** Problem requirements **
Reproduce the items below verbatim, from their first line up to and including the line that contains "entry-year: 1938: [93,763,125,778]".

** Supplied records **
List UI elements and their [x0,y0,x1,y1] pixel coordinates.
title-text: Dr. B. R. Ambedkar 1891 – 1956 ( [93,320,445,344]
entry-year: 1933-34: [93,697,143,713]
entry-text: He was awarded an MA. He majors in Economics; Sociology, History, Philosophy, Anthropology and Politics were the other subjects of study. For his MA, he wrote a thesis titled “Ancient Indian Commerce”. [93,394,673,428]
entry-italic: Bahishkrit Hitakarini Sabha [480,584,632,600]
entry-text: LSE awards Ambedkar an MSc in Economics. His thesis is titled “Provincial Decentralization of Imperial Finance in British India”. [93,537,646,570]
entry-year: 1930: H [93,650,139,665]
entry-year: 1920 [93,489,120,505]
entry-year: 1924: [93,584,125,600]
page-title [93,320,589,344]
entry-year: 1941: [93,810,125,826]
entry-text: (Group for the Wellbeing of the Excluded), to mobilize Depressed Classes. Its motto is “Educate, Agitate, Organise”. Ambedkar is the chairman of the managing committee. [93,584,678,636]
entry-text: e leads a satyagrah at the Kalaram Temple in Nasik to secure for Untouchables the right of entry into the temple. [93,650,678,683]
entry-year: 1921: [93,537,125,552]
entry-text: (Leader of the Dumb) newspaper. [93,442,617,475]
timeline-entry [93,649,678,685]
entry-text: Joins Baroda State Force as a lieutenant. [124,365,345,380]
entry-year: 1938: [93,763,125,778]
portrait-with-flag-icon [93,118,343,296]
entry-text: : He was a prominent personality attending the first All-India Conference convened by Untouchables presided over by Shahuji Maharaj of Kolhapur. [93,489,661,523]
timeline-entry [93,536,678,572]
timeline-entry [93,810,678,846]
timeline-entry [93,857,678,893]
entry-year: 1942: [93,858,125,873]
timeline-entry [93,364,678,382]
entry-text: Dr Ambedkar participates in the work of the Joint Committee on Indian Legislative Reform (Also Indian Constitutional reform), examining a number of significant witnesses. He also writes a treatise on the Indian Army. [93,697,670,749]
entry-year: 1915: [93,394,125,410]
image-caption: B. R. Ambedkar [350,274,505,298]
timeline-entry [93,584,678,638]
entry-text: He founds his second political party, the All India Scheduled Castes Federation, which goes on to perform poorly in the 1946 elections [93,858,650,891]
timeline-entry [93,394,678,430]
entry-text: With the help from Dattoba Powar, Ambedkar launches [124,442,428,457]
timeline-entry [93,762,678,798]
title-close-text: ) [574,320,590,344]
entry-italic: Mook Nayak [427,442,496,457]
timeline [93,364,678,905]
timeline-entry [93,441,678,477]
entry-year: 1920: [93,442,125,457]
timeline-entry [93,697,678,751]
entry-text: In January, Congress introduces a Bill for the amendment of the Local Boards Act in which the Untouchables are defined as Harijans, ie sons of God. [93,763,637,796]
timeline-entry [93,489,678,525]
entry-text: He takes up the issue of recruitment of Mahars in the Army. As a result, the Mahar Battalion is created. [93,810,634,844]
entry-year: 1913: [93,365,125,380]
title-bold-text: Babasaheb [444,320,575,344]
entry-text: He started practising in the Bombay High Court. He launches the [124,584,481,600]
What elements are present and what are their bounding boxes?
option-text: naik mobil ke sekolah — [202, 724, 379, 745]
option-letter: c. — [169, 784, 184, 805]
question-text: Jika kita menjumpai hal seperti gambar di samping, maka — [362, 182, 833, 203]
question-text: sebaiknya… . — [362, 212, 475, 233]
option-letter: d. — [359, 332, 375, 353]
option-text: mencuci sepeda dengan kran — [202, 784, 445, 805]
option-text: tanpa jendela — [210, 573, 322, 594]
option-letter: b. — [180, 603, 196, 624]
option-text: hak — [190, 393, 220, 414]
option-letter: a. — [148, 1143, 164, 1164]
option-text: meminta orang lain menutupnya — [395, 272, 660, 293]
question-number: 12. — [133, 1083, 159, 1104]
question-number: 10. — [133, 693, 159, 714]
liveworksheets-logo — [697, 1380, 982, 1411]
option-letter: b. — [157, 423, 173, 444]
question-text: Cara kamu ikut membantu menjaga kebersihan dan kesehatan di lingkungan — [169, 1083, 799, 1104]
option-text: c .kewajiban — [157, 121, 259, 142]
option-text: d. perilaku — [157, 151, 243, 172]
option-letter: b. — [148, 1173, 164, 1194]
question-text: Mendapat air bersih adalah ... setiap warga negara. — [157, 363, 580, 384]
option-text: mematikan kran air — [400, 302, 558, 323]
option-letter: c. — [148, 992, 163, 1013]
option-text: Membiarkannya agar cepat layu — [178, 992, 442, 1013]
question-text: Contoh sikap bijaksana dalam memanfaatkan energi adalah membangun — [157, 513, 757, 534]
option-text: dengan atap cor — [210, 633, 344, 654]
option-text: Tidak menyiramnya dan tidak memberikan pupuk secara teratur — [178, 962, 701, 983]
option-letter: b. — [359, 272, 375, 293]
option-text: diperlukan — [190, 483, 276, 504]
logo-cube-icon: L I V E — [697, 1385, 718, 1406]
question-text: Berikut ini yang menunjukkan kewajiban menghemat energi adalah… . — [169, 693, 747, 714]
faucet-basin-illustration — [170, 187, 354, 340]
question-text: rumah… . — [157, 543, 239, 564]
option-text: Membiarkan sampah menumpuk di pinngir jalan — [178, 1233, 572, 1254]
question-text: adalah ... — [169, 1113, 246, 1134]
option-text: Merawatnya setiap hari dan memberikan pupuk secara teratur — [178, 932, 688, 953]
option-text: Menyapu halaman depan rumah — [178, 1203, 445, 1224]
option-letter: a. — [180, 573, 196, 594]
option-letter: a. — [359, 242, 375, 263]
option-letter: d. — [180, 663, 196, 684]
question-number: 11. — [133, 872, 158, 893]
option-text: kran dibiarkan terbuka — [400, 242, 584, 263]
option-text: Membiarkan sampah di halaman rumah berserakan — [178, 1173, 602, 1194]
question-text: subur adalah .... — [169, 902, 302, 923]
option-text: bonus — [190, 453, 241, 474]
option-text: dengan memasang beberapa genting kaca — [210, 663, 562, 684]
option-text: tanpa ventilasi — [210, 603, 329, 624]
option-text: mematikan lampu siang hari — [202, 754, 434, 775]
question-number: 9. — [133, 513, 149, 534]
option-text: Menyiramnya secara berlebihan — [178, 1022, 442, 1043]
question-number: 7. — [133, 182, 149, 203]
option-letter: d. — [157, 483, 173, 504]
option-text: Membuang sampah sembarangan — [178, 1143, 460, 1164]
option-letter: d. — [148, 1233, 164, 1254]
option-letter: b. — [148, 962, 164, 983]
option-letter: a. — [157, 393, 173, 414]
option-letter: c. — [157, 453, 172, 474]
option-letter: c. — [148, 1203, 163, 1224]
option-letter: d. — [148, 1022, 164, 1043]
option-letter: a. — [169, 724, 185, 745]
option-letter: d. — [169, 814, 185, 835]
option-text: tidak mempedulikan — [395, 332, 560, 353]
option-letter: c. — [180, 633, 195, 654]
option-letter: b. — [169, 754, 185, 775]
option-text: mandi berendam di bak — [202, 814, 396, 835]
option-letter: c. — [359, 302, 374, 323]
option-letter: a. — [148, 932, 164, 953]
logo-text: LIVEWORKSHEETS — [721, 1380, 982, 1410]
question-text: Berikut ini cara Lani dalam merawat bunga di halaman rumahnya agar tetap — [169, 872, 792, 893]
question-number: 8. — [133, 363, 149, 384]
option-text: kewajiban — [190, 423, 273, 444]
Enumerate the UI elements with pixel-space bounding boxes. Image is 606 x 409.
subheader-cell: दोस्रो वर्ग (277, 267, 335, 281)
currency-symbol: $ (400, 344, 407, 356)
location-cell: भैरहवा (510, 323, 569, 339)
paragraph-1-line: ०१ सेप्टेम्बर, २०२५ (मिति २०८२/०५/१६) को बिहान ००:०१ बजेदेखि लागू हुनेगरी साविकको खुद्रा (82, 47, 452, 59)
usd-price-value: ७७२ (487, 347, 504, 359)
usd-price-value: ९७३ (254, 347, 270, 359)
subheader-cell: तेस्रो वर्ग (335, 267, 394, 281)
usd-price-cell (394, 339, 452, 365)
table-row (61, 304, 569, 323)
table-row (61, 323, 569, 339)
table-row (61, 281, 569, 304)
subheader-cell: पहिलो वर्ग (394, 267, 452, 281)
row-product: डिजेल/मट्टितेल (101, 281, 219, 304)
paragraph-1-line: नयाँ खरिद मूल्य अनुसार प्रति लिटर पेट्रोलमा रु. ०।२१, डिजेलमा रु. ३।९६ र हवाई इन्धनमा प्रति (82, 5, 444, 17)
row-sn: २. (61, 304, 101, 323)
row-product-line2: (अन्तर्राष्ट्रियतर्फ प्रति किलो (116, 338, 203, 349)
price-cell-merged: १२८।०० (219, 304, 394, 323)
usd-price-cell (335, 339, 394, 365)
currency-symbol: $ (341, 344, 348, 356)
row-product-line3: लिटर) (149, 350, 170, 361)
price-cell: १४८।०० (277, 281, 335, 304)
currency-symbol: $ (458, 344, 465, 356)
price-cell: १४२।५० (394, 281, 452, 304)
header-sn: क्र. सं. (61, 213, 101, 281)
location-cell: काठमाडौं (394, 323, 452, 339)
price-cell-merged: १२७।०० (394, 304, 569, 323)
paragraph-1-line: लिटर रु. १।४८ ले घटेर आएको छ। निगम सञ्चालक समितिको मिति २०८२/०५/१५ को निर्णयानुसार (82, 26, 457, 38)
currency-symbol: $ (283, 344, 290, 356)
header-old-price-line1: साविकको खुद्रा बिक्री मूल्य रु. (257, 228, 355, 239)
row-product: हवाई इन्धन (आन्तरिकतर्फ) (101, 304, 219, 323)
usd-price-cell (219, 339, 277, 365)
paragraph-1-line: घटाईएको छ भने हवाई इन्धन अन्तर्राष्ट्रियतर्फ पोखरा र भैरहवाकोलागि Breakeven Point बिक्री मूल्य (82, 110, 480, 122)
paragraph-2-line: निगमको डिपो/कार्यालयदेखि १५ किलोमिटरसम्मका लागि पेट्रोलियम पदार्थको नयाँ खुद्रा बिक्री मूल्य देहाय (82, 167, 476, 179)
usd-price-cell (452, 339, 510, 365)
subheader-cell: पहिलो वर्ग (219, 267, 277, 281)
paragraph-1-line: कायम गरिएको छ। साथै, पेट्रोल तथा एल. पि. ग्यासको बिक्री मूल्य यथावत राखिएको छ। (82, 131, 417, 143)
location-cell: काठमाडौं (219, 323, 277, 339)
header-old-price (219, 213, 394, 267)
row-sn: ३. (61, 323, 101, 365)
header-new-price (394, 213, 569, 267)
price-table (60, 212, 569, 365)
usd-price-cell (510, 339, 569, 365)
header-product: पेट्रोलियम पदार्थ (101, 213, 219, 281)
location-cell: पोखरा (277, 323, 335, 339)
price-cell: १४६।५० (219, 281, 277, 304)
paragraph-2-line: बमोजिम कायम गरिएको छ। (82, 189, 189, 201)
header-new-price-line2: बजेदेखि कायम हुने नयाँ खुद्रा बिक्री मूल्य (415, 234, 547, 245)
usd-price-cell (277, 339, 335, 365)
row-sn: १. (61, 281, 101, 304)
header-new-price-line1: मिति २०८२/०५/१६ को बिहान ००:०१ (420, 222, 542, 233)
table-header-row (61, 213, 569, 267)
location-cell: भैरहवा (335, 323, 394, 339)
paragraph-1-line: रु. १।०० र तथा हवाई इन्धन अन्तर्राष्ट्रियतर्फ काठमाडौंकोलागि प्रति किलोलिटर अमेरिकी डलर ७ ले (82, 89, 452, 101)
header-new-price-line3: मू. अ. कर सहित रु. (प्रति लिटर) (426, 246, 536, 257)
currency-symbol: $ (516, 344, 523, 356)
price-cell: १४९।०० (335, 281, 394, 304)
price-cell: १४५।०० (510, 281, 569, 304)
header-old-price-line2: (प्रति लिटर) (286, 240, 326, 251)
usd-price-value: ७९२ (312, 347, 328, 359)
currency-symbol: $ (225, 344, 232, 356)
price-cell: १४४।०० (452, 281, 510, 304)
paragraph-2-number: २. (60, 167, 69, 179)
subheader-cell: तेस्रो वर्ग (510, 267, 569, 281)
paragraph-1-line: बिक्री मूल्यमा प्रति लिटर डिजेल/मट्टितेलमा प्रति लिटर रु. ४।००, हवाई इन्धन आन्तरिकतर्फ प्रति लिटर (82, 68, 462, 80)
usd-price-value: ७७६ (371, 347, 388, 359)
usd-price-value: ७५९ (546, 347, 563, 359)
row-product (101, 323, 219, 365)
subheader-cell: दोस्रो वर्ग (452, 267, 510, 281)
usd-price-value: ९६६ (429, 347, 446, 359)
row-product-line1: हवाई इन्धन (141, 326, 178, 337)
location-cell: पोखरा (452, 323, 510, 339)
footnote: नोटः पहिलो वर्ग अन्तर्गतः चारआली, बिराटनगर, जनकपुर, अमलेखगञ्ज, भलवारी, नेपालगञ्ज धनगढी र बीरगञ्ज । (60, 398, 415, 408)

** Final result **
List UI elements and their [x0,y0,x1,y1] pixel coordinates.
title-text: Dr. B. R. Ambedkar 1891 – 1956 ( [93,320,445,344]
entry-year: 1933-34: [93,697,143,713]
entry-text: He was awarded an MA. He majors in Economics; Sociology, History, Philosophy, Anthropology and Politics were the other subjects of study. For his MA, he wrote a thesis titled “Ancient Indian Commerce”. [93,394,673,428]
entry-italic: Bahishkrit Hitakarini Sabha [480,584,632,600]
entry-text: LSE awards Ambedkar an MSc in Economics. His thesis is titled “Provincial Decentralization of Imperial Finance in British India”. [93,537,646,570]
entry-year: 1930: H [93,650,139,665]
entry-year: 1920 [93,489,120,505]
entry-year: 1924: [93,584,125,600]
page-title [93,320,589,344]
entry-year: 1941: [93,810,125,826]
entry-text: (Group for the Wellbeing of the Excluded), to mobilize Depressed Classes. Its motto is “Educate, Agitate, Organise”. Ambedkar is the chairman of the managing committee. [93,584,678,636]
entry-text: e leads a satyagrah at the Kalaram Temple in Nasik to secure for Untouchables the right of entry into the temple. [93,650,678,683]
entry-year: 1921: [93,537,125,552]
entry-text: (Leader of the Dumb) newspaper. [93,442,617,475]
timeline-entry [93,649,678,685]
entry-text: Joins Baroda State Force as a lieutenant. [124,365,345,380]
entry-year: 1938: [93,763,125,778]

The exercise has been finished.